══ Record extracts ══

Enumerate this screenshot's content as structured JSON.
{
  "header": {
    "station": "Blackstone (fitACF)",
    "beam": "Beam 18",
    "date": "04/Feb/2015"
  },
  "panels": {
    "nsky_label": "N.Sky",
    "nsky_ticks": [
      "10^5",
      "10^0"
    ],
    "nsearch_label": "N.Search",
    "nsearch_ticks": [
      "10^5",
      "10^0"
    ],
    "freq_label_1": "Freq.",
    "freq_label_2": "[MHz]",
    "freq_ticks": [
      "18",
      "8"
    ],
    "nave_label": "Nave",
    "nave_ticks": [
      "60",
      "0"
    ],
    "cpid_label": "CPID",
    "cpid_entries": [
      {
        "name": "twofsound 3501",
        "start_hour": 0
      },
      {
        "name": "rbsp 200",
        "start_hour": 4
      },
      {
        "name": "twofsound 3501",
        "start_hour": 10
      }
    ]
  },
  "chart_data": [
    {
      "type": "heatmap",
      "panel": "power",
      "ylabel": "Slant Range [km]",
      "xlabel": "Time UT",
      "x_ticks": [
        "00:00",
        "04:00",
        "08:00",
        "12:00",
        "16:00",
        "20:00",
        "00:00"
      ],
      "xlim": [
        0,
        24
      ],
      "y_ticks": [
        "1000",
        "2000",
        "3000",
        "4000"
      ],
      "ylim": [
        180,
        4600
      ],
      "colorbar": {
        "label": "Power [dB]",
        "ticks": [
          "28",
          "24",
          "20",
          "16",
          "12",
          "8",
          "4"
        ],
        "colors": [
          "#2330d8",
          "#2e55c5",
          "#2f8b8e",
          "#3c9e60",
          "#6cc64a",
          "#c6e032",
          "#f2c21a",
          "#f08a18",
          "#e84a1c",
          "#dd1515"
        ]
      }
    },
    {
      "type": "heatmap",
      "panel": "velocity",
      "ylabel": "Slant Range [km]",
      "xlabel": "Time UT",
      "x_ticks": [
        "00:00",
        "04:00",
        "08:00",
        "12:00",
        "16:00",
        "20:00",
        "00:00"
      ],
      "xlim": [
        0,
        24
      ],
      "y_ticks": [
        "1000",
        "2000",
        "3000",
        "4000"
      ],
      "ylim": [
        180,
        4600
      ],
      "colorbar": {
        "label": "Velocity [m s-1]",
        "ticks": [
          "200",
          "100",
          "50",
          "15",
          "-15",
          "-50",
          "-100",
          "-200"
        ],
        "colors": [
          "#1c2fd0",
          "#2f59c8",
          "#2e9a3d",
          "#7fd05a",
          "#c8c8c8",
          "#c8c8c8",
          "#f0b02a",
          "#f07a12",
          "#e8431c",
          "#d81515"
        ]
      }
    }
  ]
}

═══

• Set task: Transcribe every entry verbatim.

• Right answer:
Enumerate this screenshot's content as structured JSON.
{
  "header": {
    "station": "Blackstone (fitACF)",
    "beam": "Beam 18",
    "date": "04/Feb/2015"
  },
  "panels": {
    "nsky_label": "N.Sky",
    "nsky_ticks": [
      "10^5",
      "10^0"
    ],
    "nsearch_label": "N.Search",
    "nsearch_ticks": [
      "10^5",
      "10^0"
    ],
    "freq_label_1": "Freq.",
    "freq_label_2": "[MHz]",
    "freq_ticks": [
      "18",
      "8"
    ],
    "nave_label": "Nave",
    "nave_ticks": [
      "60",
      "0"
    ],
    "cpid_label": "CPID",
    "cpid_entries": [
      {
        "name": "twofsound 3501",
        "start_hour": 0
      },
      {
        "name": "rbsp 200",
        "start_hour": 4
      },
      {
        "name": "twofsound 3501",
        "start_hour": 10
      }
    ]
  },
  "chart_data": [
    {
      "type": "heatmap",
      "panel": "power",
      "ylabel": "Slant Range [km]",
      "xlabel": "Time UT",
      "x_ticks": [
        "00:00",
        "04:00",
        "08:00",
        "12:00",
        "16:00",
        "20:00",
        "00:00"
      ],
      "xlim": [
        0,
        24
      ],
      "y_ticks": [
        "1000",
        "2000",
        "3000",
        "4000"
      ],
      "ylim": [
        180,
        4600
      ],
      "colorbar": {
        "label": "Power [dB]",
        "ticks": [
          "28",
          "24",
          "20",
          "16",
          "12",
          "8",
          "4"
        ],
        "colors": [
          "#2330d8",
          "#2e55c5",
          "#2f8b8e",
          "#3c9e60",
          "#6cc64a",
          "#c6e032",
          "#f2c21a",
          "#f08a18",
          "#e84a1c",
          "#dd1515"
        ]
      }
    },
    {
      "type": "heatmap",
      "panel": "velocity",
      "ylabel": "Slant Range [km]",
      "xlabel": "Time UT",
      "x_ticks": [
        "00:00",
        "04:00",
        "08:00",
        "12:00",
        "16:00",
        "20:00",
        "00:00"
      ],
      "xlim": [
        0,
        24
      ],
      "y_ticks": [
        "1000",
        "2000",
        "3000",
        "4000"
      ],
      "ylim": [
        180,
        4600
      ],
      "colorbar": {
        "label": "Velocity [m s-1]",
        "ticks": [
          "200",
          "100",
          "50",
          "15",
          "-15",
          "-50",
          "-100",
          "-200"
        ],
        "colors": [
          "#1c2fd0",
          "#2f59c8",
          "#2e9a3d",
          "#7fd05a",
          "#c8c8c8",
          "#c8c8c8",
          "#f0b02a",
          "#f07a12",
          "#e8431c",
          "#d81515"
        ]
      }
    }
  ]
}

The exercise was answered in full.